■ **What to do**:
Write every line out verbatim and omit the pictures.

■ **Given information**:
--------

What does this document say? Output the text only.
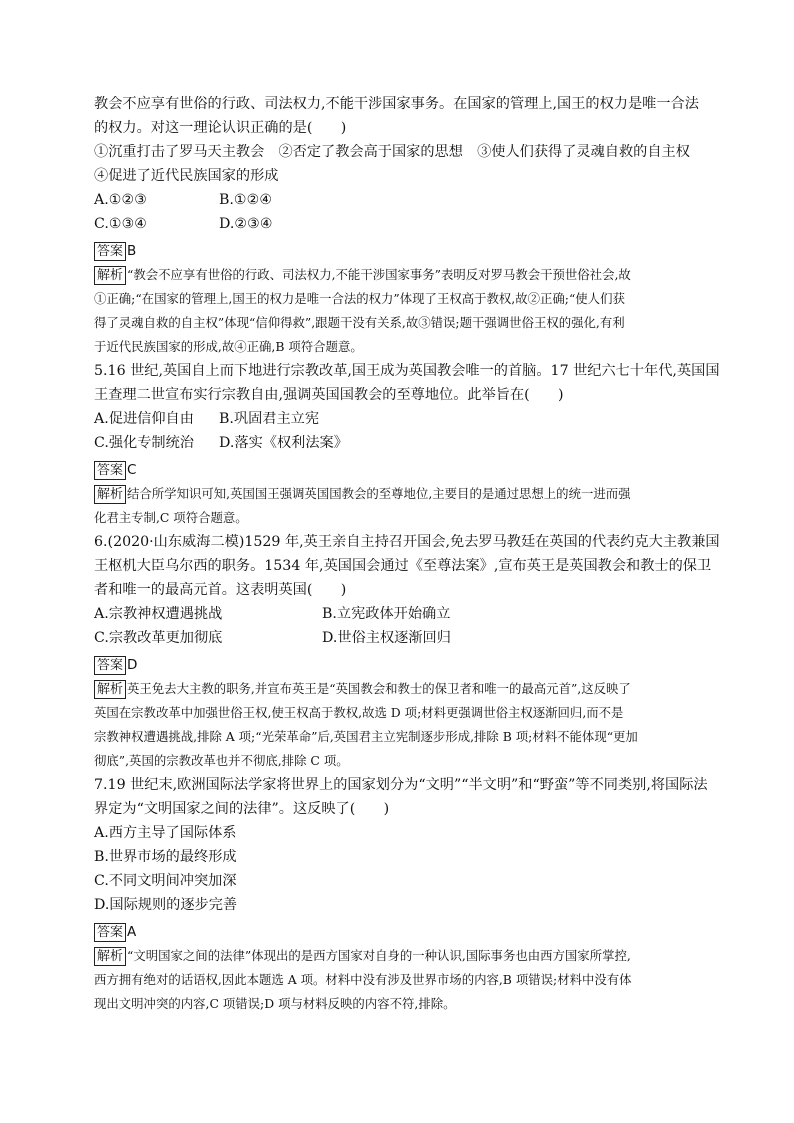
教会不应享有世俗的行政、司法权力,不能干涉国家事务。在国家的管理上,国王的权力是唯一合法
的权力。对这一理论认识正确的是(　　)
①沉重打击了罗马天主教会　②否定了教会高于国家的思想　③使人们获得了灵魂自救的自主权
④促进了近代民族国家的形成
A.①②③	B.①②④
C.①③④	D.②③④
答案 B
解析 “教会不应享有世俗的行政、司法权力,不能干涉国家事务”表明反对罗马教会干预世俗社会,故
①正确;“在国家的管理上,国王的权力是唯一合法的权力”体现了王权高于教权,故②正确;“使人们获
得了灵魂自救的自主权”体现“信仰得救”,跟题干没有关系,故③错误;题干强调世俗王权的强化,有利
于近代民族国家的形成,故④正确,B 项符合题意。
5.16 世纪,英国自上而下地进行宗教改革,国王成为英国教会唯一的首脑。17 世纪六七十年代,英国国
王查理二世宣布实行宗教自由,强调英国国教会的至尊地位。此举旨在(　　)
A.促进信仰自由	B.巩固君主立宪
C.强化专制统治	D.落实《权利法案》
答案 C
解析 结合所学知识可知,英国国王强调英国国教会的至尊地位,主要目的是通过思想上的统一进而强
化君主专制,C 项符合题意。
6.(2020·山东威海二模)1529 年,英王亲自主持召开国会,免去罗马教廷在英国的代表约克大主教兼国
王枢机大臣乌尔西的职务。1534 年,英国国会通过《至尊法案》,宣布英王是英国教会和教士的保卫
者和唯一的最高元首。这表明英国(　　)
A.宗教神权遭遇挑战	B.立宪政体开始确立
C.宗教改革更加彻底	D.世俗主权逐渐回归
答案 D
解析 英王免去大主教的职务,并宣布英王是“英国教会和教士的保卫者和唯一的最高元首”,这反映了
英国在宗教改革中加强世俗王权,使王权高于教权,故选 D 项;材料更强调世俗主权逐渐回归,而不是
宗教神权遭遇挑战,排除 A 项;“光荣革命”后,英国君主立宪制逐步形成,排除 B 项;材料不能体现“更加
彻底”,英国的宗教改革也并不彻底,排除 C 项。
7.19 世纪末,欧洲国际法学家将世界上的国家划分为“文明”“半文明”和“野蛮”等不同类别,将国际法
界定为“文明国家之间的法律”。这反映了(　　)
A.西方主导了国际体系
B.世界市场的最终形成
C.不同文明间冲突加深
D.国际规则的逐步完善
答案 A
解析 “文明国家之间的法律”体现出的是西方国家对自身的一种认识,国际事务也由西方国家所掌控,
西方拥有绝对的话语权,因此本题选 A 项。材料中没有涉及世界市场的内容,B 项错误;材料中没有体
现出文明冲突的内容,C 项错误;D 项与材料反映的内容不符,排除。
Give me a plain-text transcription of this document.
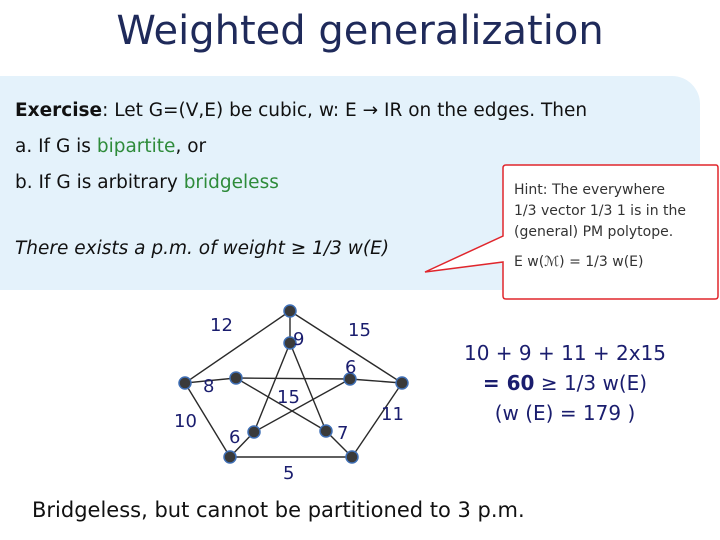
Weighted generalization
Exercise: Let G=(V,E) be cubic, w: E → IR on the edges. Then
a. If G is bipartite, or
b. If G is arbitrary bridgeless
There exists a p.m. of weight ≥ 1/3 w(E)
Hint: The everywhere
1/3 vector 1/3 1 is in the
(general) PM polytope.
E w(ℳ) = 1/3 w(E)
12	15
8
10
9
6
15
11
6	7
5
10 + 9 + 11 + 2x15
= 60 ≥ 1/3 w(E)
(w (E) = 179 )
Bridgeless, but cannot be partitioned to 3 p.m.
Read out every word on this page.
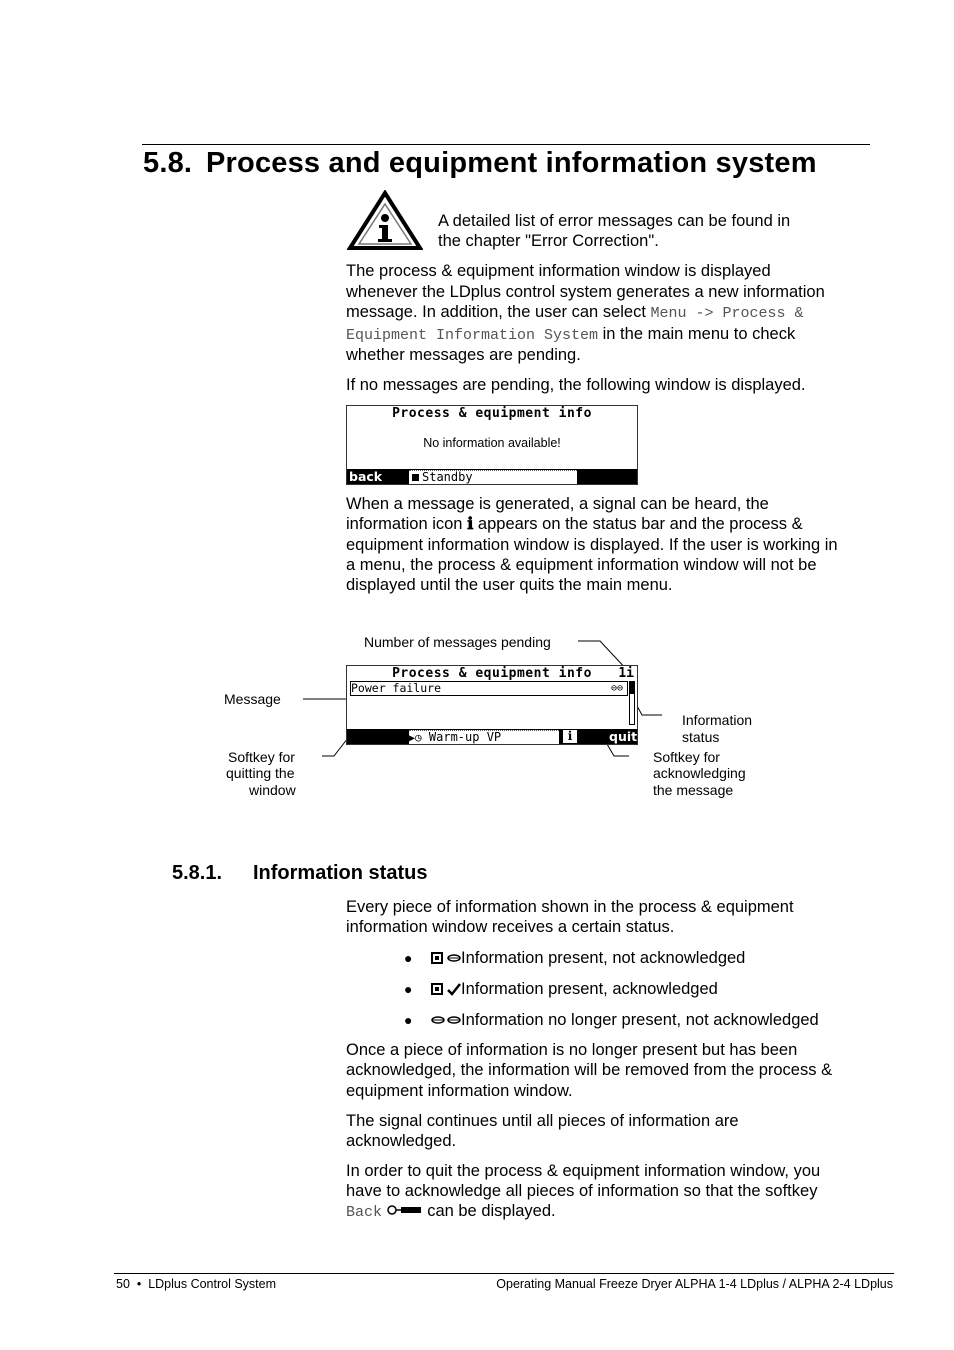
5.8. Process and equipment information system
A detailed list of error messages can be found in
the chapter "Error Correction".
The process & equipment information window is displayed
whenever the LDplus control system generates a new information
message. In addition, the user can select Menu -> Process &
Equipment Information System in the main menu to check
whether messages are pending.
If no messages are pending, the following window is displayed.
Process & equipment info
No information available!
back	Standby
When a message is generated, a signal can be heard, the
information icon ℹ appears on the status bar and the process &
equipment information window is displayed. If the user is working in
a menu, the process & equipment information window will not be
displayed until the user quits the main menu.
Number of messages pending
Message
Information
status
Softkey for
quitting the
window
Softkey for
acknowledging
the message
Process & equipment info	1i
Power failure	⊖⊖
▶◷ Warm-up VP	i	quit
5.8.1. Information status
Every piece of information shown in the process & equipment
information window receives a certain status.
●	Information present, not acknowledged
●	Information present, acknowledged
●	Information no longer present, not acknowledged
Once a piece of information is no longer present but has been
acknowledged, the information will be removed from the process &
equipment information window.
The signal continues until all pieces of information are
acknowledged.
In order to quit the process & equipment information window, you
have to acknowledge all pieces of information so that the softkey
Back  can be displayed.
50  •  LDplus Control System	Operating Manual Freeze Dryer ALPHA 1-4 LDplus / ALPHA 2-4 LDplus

--------

■ **Output for this exercise**:
What does this document say? Output the text only.
教会不应享有世俗的行政、司法权力,不能干涉国家事务。在国家的管理上,国王的权力是唯一合法
的权力。对这一理论认识正确的是(　　)
①沉重打击了罗马天主教会　②否定了教会高于国家的思想　③使人们获得了灵魂自救的自主权
④促进了近代民族国家的形成
A.①②③	B.①②④
C.①③④	D.②③④
答案 B
解析 “教会不应享有世俗的行政、司法权力,不能干涉国家事务”表明反对罗马教会干预世俗社会,故
①正确;“在国家的管理上,国王的权力是唯一合法的权力”体现了王权高于教权,故②正确;“使人们获
得了灵魂自救的自主权”体现“信仰得救”,跟题干没有关系,故③错误;题干强调世俗王权的强化,有利
于近代民族国家的形成,故④正确,B 项符合题意。
5.16 世纪,英国自上而下地进行宗教改革,国王成为英国教会唯一的首脑。17 世纪六七十年代,英国国
王查理二世宣布实行宗教自由,强调英国国教会的至尊地位。此举旨在(　　)
A.促进信仰自由	B.巩固君主立宪
C.强化专制统治	D.落实《权利法案》
答案 C
解析 结合所学知识可知,英国国王强调英国国教会的至尊地位,主要目的是通过思想上的统一进而强
化君主专制,C 项符合题意。
6.(2020·山东威海二模)1529 年,英王亲自主持召开国会,免去罗马教廷在英国的代表约克大主教兼国
王枢机大臣乌尔西的职务。1534 年,英国国会通过《至尊法案》,宣布英王是英国教会和教士的保卫
者和唯一的最高元首。这表明英国(　　)
A.宗教神权遭遇挑战	B.立宪政体开始确立
C.宗教改革更加彻底	D.世俗主权逐渐回归
答案 D
解析 英王免去大主教的职务,并宣布英王是“英国教会和教士的保卫者和唯一的最高元首”,这反映了
英国在宗教改革中加强世俗王权,使王权高于教权,故选 D 项;材料更强调世俗主权逐渐回归,而不是
宗教神权遭遇挑战,排除 A 项;“光荣革命”后,英国君主立宪制逐步形成,排除 B 项;材料不能体现“更加
彻底”,英国的宗教改革也并不彻底,排除 C 项。
7.19 世纪末,欧洲国际法学家将世界上的国家划分为“文明”“半文明”和“野蛮”等不同类别,将国际法
界定为“文明国家之间的法律”。这反映了(　　)
A.西方主导了国际体系
B.世界市场的最终形成
C.不同文明间冲突加深
D.国际规则的逐步完善
答案 A
解析 “文明国家之间的法律”体现出的是西方国家对自身的一种认识,国际事务也由西方国家所掌控,
西方拥有绝对的话语权,因此本题选 A 项。材料中没有涉及世界市场的内容,B 项错误;材料中没有体
现出文明冲突的内容,C 项错误;D 项与材料反映的内容不符,排除。
Give me a plain-text transcription of this document.
Weighted generalization
Exercise: Let G=(V,E) be cubic, w: E → IR on the edges. Then
a. If G is bipartite, or
b. If G is arbitrary bridgeless
There exists a p.m. of weight ≥ 1/3 w(E)
Hint: The everywhere
1/3 vector 1/3 1 is in the
(general) PM polytope.
E w(ℳ) = 1/3 w(E)
12	15
8
10
9
6
15
11
6	7
5
10 + 9 + 11 + 2x15
= 60 ≥ 1/3 w(E)
(w (E) = 179 )
Bridgeless, but cannot be partitioned to 3 p.m.
Read out every word on this page.
5.8. Process and equipment information system
A detailed list of error messages can be found in
the chapter "Error Correction".
The process & equipment information window is displayed
whenever the LDplus control system generates a new information
message. In addition, the user can select Menu -> Process &
Equipment Information System in the main menu to check
whether messages are pending.
If no messages are pending, the following window is displayed.
Process & equipment info
No information available!
back	Standby
When a message is generated, a signal can be heard, the
information icon ℹ appears on the status bar and the process &
equipment information window is displayed. If the user is working in
a menu, the process & equipment information window will not be
displayed until the user quits the main menu.
Number of messages pending
Message
Information
status
Softkey for
quitting the
window
Softkey for
acknowledging
the message
Process & equipment info	1i
Power failure	⊖⊖
▶◷ Warm-up VP	i	quit
5.8.1. Information status
Every piece of information shown in the process & equipment
information window receives a certain status.
●	Information present, not acknowledged
●	Information present, acknowledged
●	Information no longer present, not acknowledged
Once a piece of information is no longer present but has been
acknowledged, the information will be removed from the process &
equipment information window.
The signal continues until all pieces of information are
acknowledged.
In order to quit the process & equipment information window, you
have to acknowledge all pieces of information so that the softkey
Back  can be displayed.
50  •  LDplus Control System	Operating Manual Freeze Dryer ALPHA 1-4 LDplus / ALPHA 2-4 LDplus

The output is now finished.